Problem details - Reproduce the records below in their entirety, character for character.

Available data -
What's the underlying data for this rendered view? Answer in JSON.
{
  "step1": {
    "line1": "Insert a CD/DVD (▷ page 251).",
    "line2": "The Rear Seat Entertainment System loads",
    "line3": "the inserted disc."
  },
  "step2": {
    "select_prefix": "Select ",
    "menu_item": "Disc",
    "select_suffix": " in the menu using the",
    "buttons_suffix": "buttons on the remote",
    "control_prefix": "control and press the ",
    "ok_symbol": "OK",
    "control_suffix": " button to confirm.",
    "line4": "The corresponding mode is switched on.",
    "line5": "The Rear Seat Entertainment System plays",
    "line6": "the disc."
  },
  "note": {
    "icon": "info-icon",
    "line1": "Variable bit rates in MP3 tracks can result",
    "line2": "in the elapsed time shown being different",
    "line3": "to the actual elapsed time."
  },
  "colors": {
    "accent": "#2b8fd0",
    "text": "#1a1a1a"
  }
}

Exercise solution -
What's the underlying data for this rendered view? Answer in JSON.
{
  "step1": {
    "line1": "Insert a CD/DVD (▷ page 251).",
    "line2": "The Rear Seat Entertainment System loads",
    "line3": "the inserted disc."
  },
  "step2": {
    "select_prefix": "Select ",
    "menu_item": "Disc",
    "select_suffix": " in the menu using the",
    "buttons_suffix": "buttons on the remote",
    "control_prefix": "control and press the ",
    "ok_symbol": "OK",
    "control_suffix": " button to confirm.",
    "line4": "The corresponding mode is switched on.",
    "line5": "The Rear Seat Entertainment System plays",
    "line6": "the disc."
  },
  "note": {
    "icon": "info-icon",
    "line1": "Variable bit rates in MP3 tracks can result",
    "line2": "in the elapsed time shown being different",
    "line3": "to the actual elapsed time."
  },
  "colors": {
    "accent": "#2b8fd0",
    "text": "#1a1a1a"
  }
}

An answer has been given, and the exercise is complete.